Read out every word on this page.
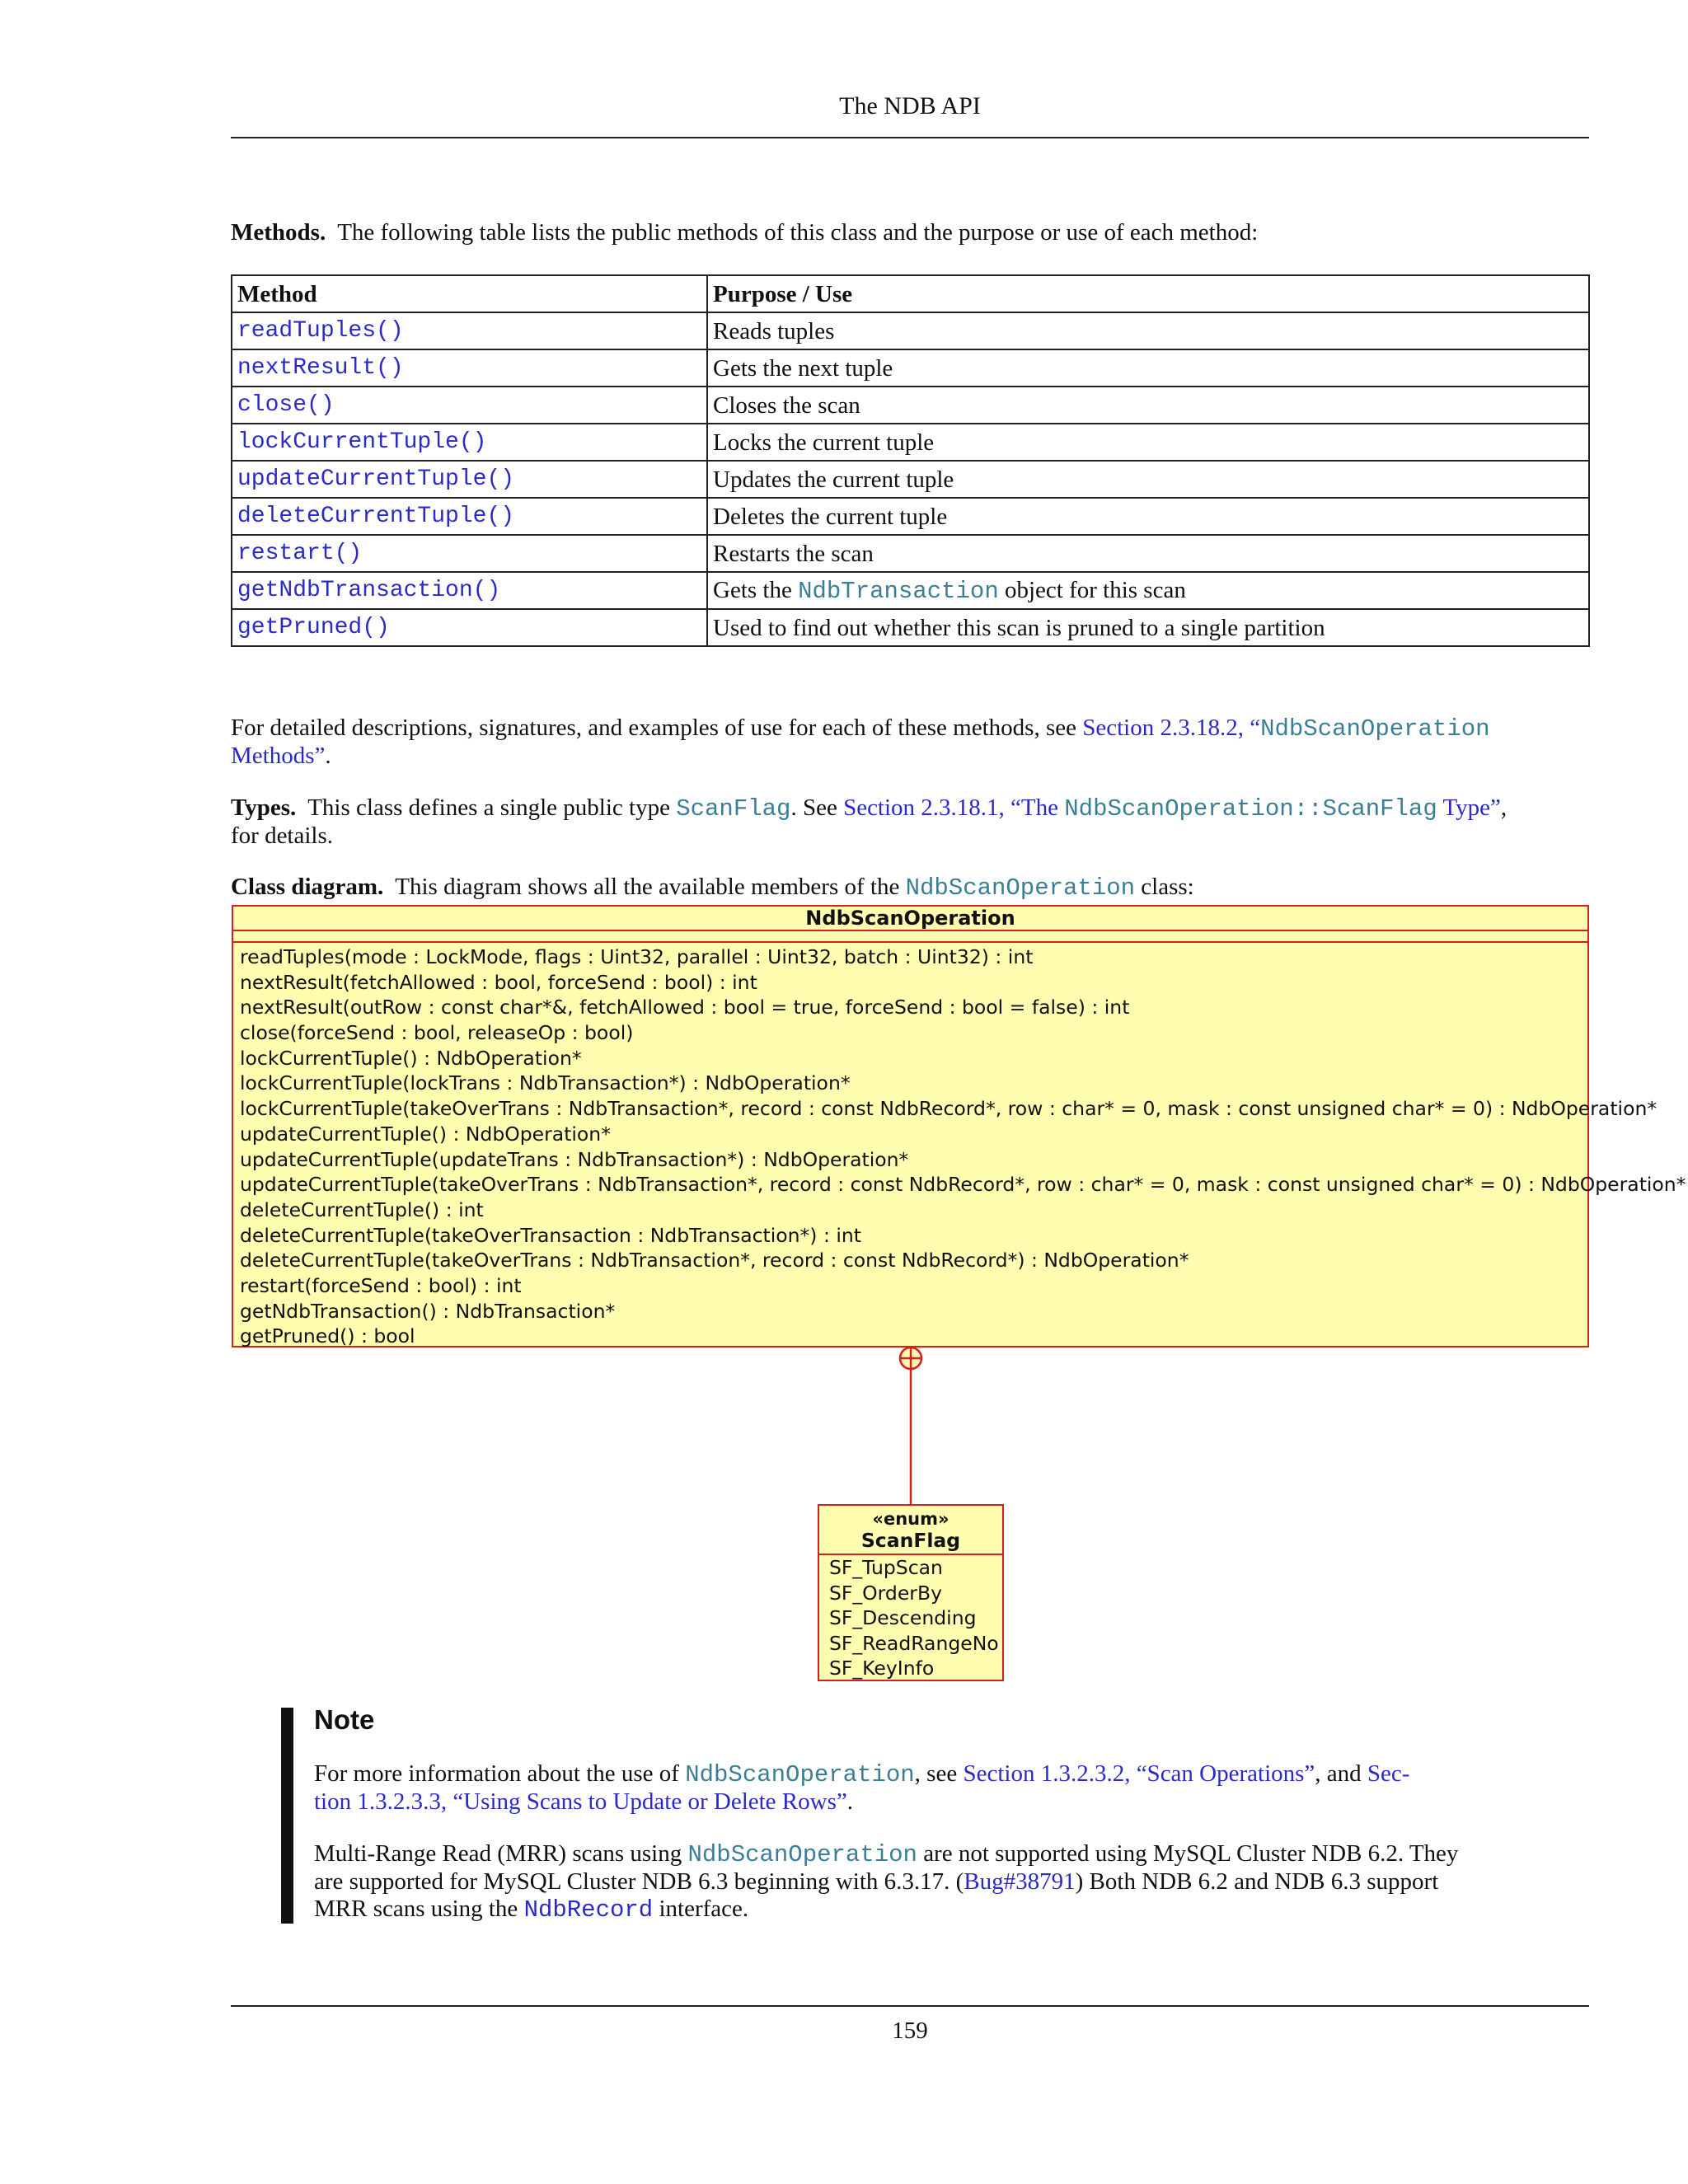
The NDB API
Methods. The following table lists the public methods of this class and the purpose or use of each method:
Method	Purpose / Use
readTuples()	Reads tuples
nextResult()	Gets the next tuple
close()	Closes the scan
lockCurrentTuple()	Locks the current tuple
updateCurrentTuple()	Updates the current tuple
deleteCurrentTuple()	Deletes the current tuple
restart()	Restarts the scan
getNdbTransaction()	Gets the NdbTransaction object for this scan
getPruned()	Used to find out whether this scan is pruned to a single partition
For detailed descriptions, signatures, and examples of use for each of these methods, see Section 2.3.18.2, “NdbScanOperation
Methods”.
Types. This class defines a single public type ScanFlag. See Section 2.3.18.1, “The NdbScanOperation::ScanFlag Type”,
for details.
Class diagram. This diagram shows all the available members of the NdbScanOperation class:
NdbScanOperation
readTuples(mode : LockMode, flags : Uint32, parallel : Uint32, batch : Uint32) : int
nextResult(fetchAllowed : bool, forceSend : bool) : int
nextResult(outRow : const char*&, fetchAllowed : bool = true, forceSend : bool = false) : int
close(forceSend : bool, releaseOp : bool)
lockCurrentTuple() : NdbOperation*
lockCurrentTuple(lockTrans : NdbTransaction*) : NdbOperation*
lockCurrentTuple(takeOverTrans : NdbTransaction*, record : const NdbRecord*, row : char* = 0, mask : const unsigned char* = 0) : NdbOperation*
updateCurrentTuple() : NdbOperation*
updateCurrentTuple(updateTrans : NdbTransaction*) : NdbOperation*
updateCurrentTuple(takeOverTrans : NdbTransaction*, record : const NdbRecord*, row : char* = 0, mask : const unsigned char* = 0) : NdbOperation*
deleteCurrentTuple() : int
deleteCurrentTuple(takeOverTransaction : NdbTransaction*) : int
deleteCurrentTuple(takeOverTrans : NdbTransaction*, record : const NdbRecord*) : NdbOperation*
restart(forceSend : bool) : int
getNdbTransaction() : NdbTransaction*
getPruned() : bool
«enum»
ScanFlag
SF_TupScan
SF_OrderBy
SF_Descending
SF_ReadRangeNo
SF_KeyInfo
Note
For more information about the use of NdbScanOperation, see Section 1.3.2.3.2, “Scan Operations”, and Sec-
tion 1.3.2.3.3, “Using Scans to Update or Delete Rows”.
Multi-Range Read (MRR) scans using NdbScanOperation are not supported using MySQL Cluster NDB 6.2. They
are supported for MySQL Cluster NDB 6.3 beginning with 6.3.17. (Bug#38791) Both NDB 6.2 and NDB 6.3 support
MRR scans using the NdbRecord interface.
159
-------
**Task requirements:**
Print all of the records shown above exactly, leaving out each picture.

**Worked solution:**
Read out every word on this page.
The NDB API
Methods. The following table lists the public methods of this class and the purpose or use of each method:
Method	Purpose / Use
readTuples()	Reads tuples
nextResult()	Gets the next tuple
close()	Closes the scan
lockCurrentTuple()	Locks the current tuple
updateCurrentTuple()	Updates the current tuple
deleteCurrentTuple()	Deletes the current tuple
restart()	Restarts the scan
getNdbTransaction()	Gets the NdbTransaction object for this scan
getPruned()	Used to find out whether this scan is pruned to a single partition
For detailed descriptions, signatures, and examples of use for each of these methods, see Section 2.3.18.2, “NdbScanOperation
Methods”.
Types. This class defines a single public type ScanFlag. See Section 2.3.18.1, “The NdbScanOperation::ScanFlag Type”,
for details.
Class diagram. This diagram shows all the available members of the NdbScanOperation class:
NdbScanOperation
readTuples(mode : LockMode, flags : Uint32, parallel : Uint32, batch : Uint32) : int
nextResult(fetchAllowed : bool, forceSend : bool) : int
nextResult(outRow : const char*&, fetchAllowed : bool = true, forceSend : bool = false) : int
close(forceSend : bool, releaseOp : bool)
lockCurrentTuple() : NdbOperation*
lockCurrentTuple(lockTrans : NdbTransaction*) : NdbOperation*
lockCurrentTuple(takeOverTrans : NdbTransaction*, record : const NdbRecord*, row : char* = 0, mask : const unsigned char* = 0) : NdbOperation*
updateCurrentTuple() : NdbOperation*
updateCurrentTuple(updateTrans : NdbTransaction*) : NdbOperation*
updateCurrentTuple(takeOverTrans : NdbTransaction*, record : const NdbRecord*, row : char* = 0, mask : const unsigned char* = 0) : NdbOperation*
deleteCurrentTuple() : int
deleteCurrentTuple(takeOverTransaction : NdbTransaction*) : int
deleteCurrentTuple(takeOverTrans : NdbTransaction*, record : const NdbRecord*) : NdbOperation*
restart(forceSend : bool) : int
getNdbTransaction() : NdbTransaction*
getPruned() : bool
«enum»
ScanFlag
SF_TupScan
SF_OrderBy
SF_Descending
SF_ReadRangeNo
SF_KeyInfo
Note
For more information about the use of NdbScanOperation, see Section 1.3.2.3.2, “Scan Operations”, and Sec-
tion 1.3.2.3.3, “Using Scans to Update or Delete Rows”.
Multi-Range Read (MRR) scans using NdbScanOperation are not supported using MySQL Cluster NDB 6.2. They
are supported for MySQL Cluster NDB 6.3 beginning with 6.3.17. (Bug#38791) Both NDB 6.2 and NDB 6.3 support
MRR scans using the NdbRecord interface.
159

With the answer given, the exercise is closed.